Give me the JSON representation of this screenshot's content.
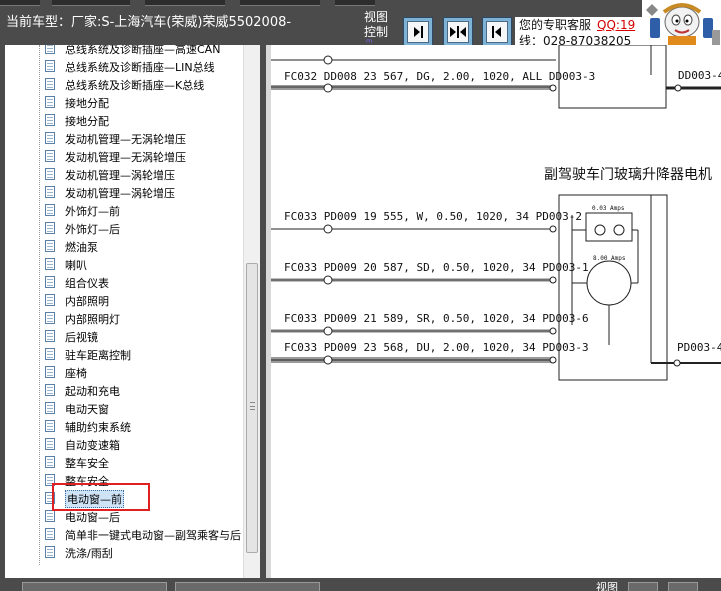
{
  "header": {
    "car_label": "当前车型：厂家:S-上海汽车(荣威)荣威5502008-",
    "view_label_line1": "视图",
    "view_label_line2": "控制",
    "view_tick": "ᵐ",
    "support_line1": "您的专职客服",
    "support_qq": "QQ:19",
    "support_line2": "线：028-87038205"
  },
  "nav_buttons": [
    {
      "name": "nav-next-button",
      "icon": "arrow-right-icon"
    },
    {
      "name": "nav-expand-button",
      "icon": "arrows-in-icon"
    },
    {
      "name": "nav-prev-button",
      "icon": "arrow-left-icon"
    }
  ],
  "tree": {
    "items": [
      {
        "label": "总线系统及诊断插座—高速CAN"
      },
      {
        "label": "总线系统及诊断插座—LIN总线"
      },
      {
        "label": "总线系统及诊断插座—K总线"
      },
      {
        "label": "接地分配"
      },
      {
        "label": "接地分配"
      },
      {
        "label": "发动机管理—无涡轮增压"
      },
      {
        "label": "发动机管理—无涡轮增压"
      },
      {
        "label": "发动机管理—涡轮增压"
      },
      {
        "label": "发动机管理—涡轮增压"
      },
      {
        "label": "外饰灯—前"
      },
      {
        "label": "外饰灯—后"
      },
      {
        "label": "燃油泵"
      },
      {
        "label": "喇叭"
      },
      {
        "label": "组合仪表"
      },
      {
        "label": "内部照明"
      },
      {
        "label": "内部照明灯"
      },
      {
        "label": "后视镜"
      },
      {
        "label": "驻车距离控制"
      },
      {
        "label": "座椅"
      },
      {
        "label": "起动和充电"
      },
      {
        "label": "电动天窗"
      },
      {
        "label": "辅助约束系统"
      },
      {
        "label": "自动变速箱"
      },
      {
        "label": "整车安全"
      },
      {
        "label": "整车安全"
      },
      {
        "label": "电动窗—前",
        "selected": true
      },
      {
        "label": "电动窗—后"
      },
      {
        "label": "简单非一键式电动窗—副驾乘客与后"
      },
      {
        "label": "洗涤/雨刮"
      }
    ]
  },
  "diagram": {
    "title": "副驾驶车门玻璃升降器电机",
    "wires": [
      {
        "text": "FC032 DD008 23 567, DG, 2.00, 1020, ALL DD003-3"
      },
      {
        "text": "FC033 PD009 19 555, W, 0.50, 1020, 34  PD003-2"
      },
      {
        "text": "FC033 PD009 20 587, SD, 0.50, 1020, 34  PD003-1"
      },
      {
        "text": "FC033 PD009 21 589, SR, 0.50, 1020, 34  PD003-6"
      },
      {
        "text": "FC033 PD009 23 568, DU, 2.00, 1020, 34  PD003-3"
      }
    ],
    "right_labels": {
      "top": "DD003-4",
      "bottom": "PD003-4"
    },
    "fuse_label": "0.03 Amps",
    "motor_label": "8.00 Amps"
  },
  "footer": {
    "view_label": "视图"
  },
  "colors": {
    "chrome": "#4b4b4b",
    "selection_box": "#e02020",
    "qq_link": "#d40000",
    "nav_button": "#7fb3d6"
  }
}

= = = =

◆ Given request
Spot every line that holds "icon" and copy it.

◆ Response below
      "icon": "arrow-right-icon"
      "icon": "arrows-in-icon"
      "icon": "arrow-left-icon"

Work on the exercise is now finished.